━━━━━ Extracted entries ━━━━━
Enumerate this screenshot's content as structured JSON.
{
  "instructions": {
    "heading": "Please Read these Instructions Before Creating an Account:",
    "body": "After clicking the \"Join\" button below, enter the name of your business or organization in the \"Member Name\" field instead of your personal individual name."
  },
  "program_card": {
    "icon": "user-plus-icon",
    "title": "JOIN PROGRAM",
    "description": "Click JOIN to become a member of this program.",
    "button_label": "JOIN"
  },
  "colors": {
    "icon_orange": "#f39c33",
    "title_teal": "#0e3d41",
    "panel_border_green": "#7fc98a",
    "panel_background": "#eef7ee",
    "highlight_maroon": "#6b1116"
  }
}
━━━━━
Print every record exactly as it was given.

• **Result of this exercise**
Enumerate this screenshot's content as structured JSON.
{
  "instructions": {
    "heading": "Please Read these Instructions Before Creating an Account:",
    "body": "After clicking the \"Join\" button below, enter the name of your business or organization in the \"Member Name\" field instead of your personal individual name."
  },
  "program_card": {
    "icon": "user-plus-icon",
    "title": "JOIN PROGRAM",
    "description": "Click JOIN to become a member of this program.",
    "button_label": "JOIN"
  },
  "colors": {
    "icon_orange": "#f39c33",
    "title_teal": "#0e3d41",
    "panel_border_green": "#7fc98a",
    "panel_background": "#eef7ee",
    "highlight_maroon": "#6b1116"
  }
}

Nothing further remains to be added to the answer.